Исходный текст:
Выдающимися учеными, разрабатывающими универсальную грамматику в XIII–XIV вв., были модисты, которые не выделяли морфологию в отдельный раздел. Их научные труды «Этимология» и «Синтаксис» заслуживают отдельного внимания, так как в них был введен термин «модус обозначения» (modi significandi, то есть способ обозначения). Через призму данного понятия модисты пытаются объяснить взаимосвязь языковых единиц с явлениями реальной действительности [12]. Они попытались доказать, что разные слова могут иметь одну и ту же предметную соотнесенность, и говорили о том, что в слове содержится два крупных компонента – предметное и грамматическое значения. В соответствии с данными наблюдениями, по их мнению, все слова подразделяются на части речи: pars orationis. Поэтому модисты ставят перед собой задачу выяснить причины модусов обозначения и вскрыть основу их происхождения. Однако, возведя в главный статус модус обозначения, философы отодвинули на второй план не только словоизменительные, но и синтаксические проблемы языка в соответствующих частях речи [13].
Также большой заслугой модистов является разграничение модуса на абсолютный и относительный. Абсолютный модус, то есть абсолютное значение, определялся модистами как факт разграничения словообразовательного характера между первичными и производными словами в сфере разграничения обозначения и значения. Поэтому модисты сделали решающий шаг в сторону разделения понятий «словоизменение» и «словообразование». Также, несмотря на скудный материал о синтаксисе, модисты сделали вывод о влиянии контекста на значение слова [14].
Эпоха Возрождения также позволила в рамках лингвистики по-новому взглянуть на саму онтологическую языковую сущность. Происходит постепенный уход от теологических основ языка в сторону рационалистических установок. Этому способствовало антропоцентрическое и гносеологическое отношение к языковым явлениям, а в центре лингвистического учения становятся такие онтологические понятия, как речь, мысли, чувства и их взаимоотношения [15].
Практически все вышеобозначенные работы с точки зрения философии словоизменения и словообразования базировались на теологии, поэтому ранние лингвистические изыскания и грамматики были строго подчинены комментариям жрецов. Магический взгляд на происхождение слов выражался в создании ритуальных и мифологических трактатов. Одновременно с этим язык жречества, имеющий в сознании древнего человека божественное происхождение, дифференцируется и противопоставляется языкам вульгарным, присущим простолюдинам. Поэтому многие исследователи древности придерживались мнения, что все отклонения от жреческого языка, данного богом, в равной степени являются порчей.

Условие задания a: Напечатайте без каких-либо изменений строки записей, начиная с первой строки записей и продолжая до строки с «bird-pinnae xyxy=(2480,302,2520,422)» включительно.

Исходные данные:

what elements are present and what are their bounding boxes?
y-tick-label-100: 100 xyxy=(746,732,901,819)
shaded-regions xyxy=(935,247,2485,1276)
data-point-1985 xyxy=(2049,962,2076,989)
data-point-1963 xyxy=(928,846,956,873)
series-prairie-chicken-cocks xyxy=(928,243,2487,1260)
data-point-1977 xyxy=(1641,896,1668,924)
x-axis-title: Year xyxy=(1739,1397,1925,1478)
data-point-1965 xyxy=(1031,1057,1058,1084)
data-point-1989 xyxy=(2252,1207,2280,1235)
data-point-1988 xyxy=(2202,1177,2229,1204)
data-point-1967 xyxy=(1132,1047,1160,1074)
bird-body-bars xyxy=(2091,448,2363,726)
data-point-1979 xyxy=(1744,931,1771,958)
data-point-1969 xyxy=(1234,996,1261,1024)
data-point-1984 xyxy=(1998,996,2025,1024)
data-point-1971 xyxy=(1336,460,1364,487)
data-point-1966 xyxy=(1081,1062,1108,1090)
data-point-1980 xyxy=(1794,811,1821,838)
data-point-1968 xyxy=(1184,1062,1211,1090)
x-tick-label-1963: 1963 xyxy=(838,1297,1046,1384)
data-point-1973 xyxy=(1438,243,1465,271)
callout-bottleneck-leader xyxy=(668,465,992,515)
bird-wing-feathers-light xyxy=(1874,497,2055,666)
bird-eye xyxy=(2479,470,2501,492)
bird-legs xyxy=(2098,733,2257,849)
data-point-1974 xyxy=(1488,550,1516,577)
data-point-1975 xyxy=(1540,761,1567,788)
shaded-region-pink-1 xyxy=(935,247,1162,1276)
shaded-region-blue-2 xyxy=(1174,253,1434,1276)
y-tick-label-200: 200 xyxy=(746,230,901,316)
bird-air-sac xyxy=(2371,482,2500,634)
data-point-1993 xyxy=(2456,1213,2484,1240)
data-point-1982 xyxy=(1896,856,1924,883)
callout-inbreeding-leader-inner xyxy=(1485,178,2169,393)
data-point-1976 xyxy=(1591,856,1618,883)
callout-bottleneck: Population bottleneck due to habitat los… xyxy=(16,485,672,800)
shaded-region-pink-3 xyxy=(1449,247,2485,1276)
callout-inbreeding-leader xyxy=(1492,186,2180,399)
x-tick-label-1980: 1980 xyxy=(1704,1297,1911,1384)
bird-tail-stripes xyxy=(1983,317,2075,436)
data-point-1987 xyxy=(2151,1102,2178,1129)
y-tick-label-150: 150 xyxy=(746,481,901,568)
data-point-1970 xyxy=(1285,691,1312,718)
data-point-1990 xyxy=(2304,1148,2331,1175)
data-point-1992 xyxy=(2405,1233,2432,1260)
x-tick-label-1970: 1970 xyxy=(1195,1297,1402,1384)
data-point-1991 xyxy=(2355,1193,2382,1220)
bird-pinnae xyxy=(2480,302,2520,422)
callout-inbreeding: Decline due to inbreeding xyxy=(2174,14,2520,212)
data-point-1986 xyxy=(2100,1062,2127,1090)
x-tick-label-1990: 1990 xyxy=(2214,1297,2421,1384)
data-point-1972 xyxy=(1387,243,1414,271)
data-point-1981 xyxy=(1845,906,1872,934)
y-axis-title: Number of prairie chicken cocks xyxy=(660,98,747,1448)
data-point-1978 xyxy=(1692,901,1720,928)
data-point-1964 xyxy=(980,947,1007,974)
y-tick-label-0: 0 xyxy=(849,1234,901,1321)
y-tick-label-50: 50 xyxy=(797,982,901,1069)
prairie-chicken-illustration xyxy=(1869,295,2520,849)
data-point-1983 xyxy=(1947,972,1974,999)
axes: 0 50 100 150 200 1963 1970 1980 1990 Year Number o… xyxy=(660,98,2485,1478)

Условие задания b: Выведите дословно фрагмент текста о модистах, начиная со слов «Также большой заслугой» и заканчивая словами «значение слова [14].».

Образец ответа a:
what elements are present and what are their bounding boxes?
y-tick-label-100: 100 xyxy=(746,732,901,819)
shaded-regions xyxy=(935,247,2485,1276)
data-point-1985 xyxy=(2049,962,2076,989)
data-point-1963 xyxy=(928,846,956,873)
series-prairie-chicken-cocks xyxy=(928,243,2487,1260)
data-point-1977 xyxy=(1641,896,1668,924)
x-axis-title: Year xyxy=(1739,1397,1925,1478)
data-point-1965 xyxy=(1031,1057,1058,1084)
data-point-1989 xyxy=(2252,1207,2280,1235)
data-point-1988 xyxy=(2202,1177,2229,1204)
data-point-1967 xyxy=(1132,1047,1160,1074)
bird-body-bars xyxy=(2091,448,2363,726)
data-point-1979 xyxy=(1744,931,1771,958)
data-point-1969 xyxy=(1234,996,1261,1024)
data-point-1984 xyxy=(1998,996,2025,1024)
data-point-1971 xyxy=(1336,460,1364,487)
data-point-1966 xyxy=(1081,1062,1108,1090)
data-point-1980 xyxy=(1794,811,1821,838)
data-point-1968 xyxy=(1184,1062,1211,1090)
x-tick-label-1963: 1963 xyxy=(838,1297,1046,1384)
data-point-1973 xyxy=(1438,243,1465,271)
callout-bottleneck-leader xyxy=(668,465,992,515)
bird-wing-feathers-light xyxy=(1874,497,2055,666)
bird-eye xyxy=(2479,470,2501,492)
bird-legs xyxy=(2098,733,2257,849)
data-point-1974 xyxy=(1488,550,1516,577)
data-point-1975 xyxy=(1540,761,1567,788)
shaded-region-pink-1 xyxy=(935,247,1162,1276)
shaded-region-blue-2 xyxy=(1174,253,1434,1276)
y-tick-label-200: 200 xyxy=(746,230,901,316)
bird-air-sac xyxy=(2371,482,2500,634)
data-point-1993 xyxy=(2456,1213,2484,1240)
data-point-1982 xyxy=(1896,856,1924,883)
callout-inbreeding-leader-inner xyxy=(1485,178,2169,393)
data-point-1976 xyxy=(1591,856,1618,883)
callout-bottleneck: Population bottleneck due to habitat los… xyxy=(16,485,672,800)
shaded-region-pink-3 xyxy=(1449,247,2485,1276)
callout-inbreeding-leader xyxy=(1492,186,2180,399)
x-tick-label-1980: 1980 xyxy=(1704,1297,1911,1384)
bird-tail-stripes xyxy=(1983,317,2075,436)
data-point-1987 xyxy=(2151,1102,2178,1129)
y-tick-label-150: 150 xyxy=(746,481,901,568)
data-point-1970 xyxy=(1285,691,1312,718)
data-point-1990 xyxy=(2304,1148,2331,1175)
data-point-1992 xyxy=(2405,1233,2432,1260)
x-tick-label-1970: 1970 xyxy=(1195,1297,1402,1384)
data-point-1991 xyxy=(2355,1193,2382,1220)
bird-pinnae xyxy=(2480,302,2520,422)

Образец ответа b:
Также большой заслугой модистов является разграничение модуса на абсолютный и относительный. Абсолютный модус, то есть абсолютное значение, определялся модистами как факт разграничения словообразовательного характера между первичными и производными словами в сфере разграничения обозначения и значения. Поэтому модисты сделали решающий шаг в сторону разделения понятий «словоизменение» и «словообразование». Также, несмотря на скудный материал о синтаксисе, модисты сделали вывод о влиянии контекста на значение слова [14].